↓↓↓
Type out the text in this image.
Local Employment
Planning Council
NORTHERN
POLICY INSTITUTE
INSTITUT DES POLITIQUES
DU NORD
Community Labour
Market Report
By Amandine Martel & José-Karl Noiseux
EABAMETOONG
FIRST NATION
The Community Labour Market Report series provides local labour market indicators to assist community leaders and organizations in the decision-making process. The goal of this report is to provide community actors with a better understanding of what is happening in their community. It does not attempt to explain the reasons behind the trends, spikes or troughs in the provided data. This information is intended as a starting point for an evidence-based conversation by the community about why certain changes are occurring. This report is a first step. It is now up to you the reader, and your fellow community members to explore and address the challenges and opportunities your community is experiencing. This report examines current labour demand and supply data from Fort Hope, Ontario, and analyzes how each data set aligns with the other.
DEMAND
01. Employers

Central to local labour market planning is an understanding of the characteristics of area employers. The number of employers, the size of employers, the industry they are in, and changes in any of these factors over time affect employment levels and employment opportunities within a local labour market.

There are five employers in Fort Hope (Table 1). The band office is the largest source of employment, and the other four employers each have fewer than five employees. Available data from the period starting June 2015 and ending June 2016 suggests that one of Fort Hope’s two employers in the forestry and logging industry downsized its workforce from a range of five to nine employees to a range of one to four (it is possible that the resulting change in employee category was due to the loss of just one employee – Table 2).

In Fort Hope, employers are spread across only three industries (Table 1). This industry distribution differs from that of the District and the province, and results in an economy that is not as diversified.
↑↑↑
> GOAL OF THE EXERCISE:
Repeat each of the entries above precisely as given.

> RESPONSE TO THE TASK:
Type out the text in this image.
Local Employment
Planning Council
NORTHERN
POLICY INSTITUTE
INSTITUT DES POLITIQUES
DU NORD
Community Labour
Market Report
By Amandine Martel & José-Karl Noiseux
EABAMETOONG
FIRST NATION
The Community Labour Market Report series provides local labour market indicators to assist community leaders and organizations in the decision-making process. The goal of this report is to provide community actors with a better understanding of what is happening in their community. It does not attempt to explain the reasons behind the trends, spikes or troughs in the provided data. This information is intended as a starting point for an evidence-based conversation by the community about why certain changes are occurring. This report is a first step. It is now up to you the reader, and your fellow community members to explore and address the challenges and opportunities your community is experiencing. This report examines current labour demand and supply data from Fort Hope, Ontario, and analyzes how each data set aligns with the other.
DEMAND
01. Employers

Central to local labour market planning is an understanding of the characteristics of area employers. The number of employers, the size of employers, the industry they are in, and changes in any of these factors over time affect employment levels and employment opportunities within a local labour market.

There are five employers in Fort Hope (Table 1). The band office is the largest source of employment, and the other four employers each have fewer than five employees. Available data from the period starting June 2015 and ending June 2016 suggests that one of Fort Hope’s two employers in the forestry and logging industry downsized its workforce from a range of five to nine employees to a range of one to four (it is possible that the resulting change in employee category was due to the loss of just one employee – Table 2).

In Fort Hope, employers are spread across only three industries (Table 1). This industry distribution differs from that of the District and the province, and results in an economy that is not as diversified.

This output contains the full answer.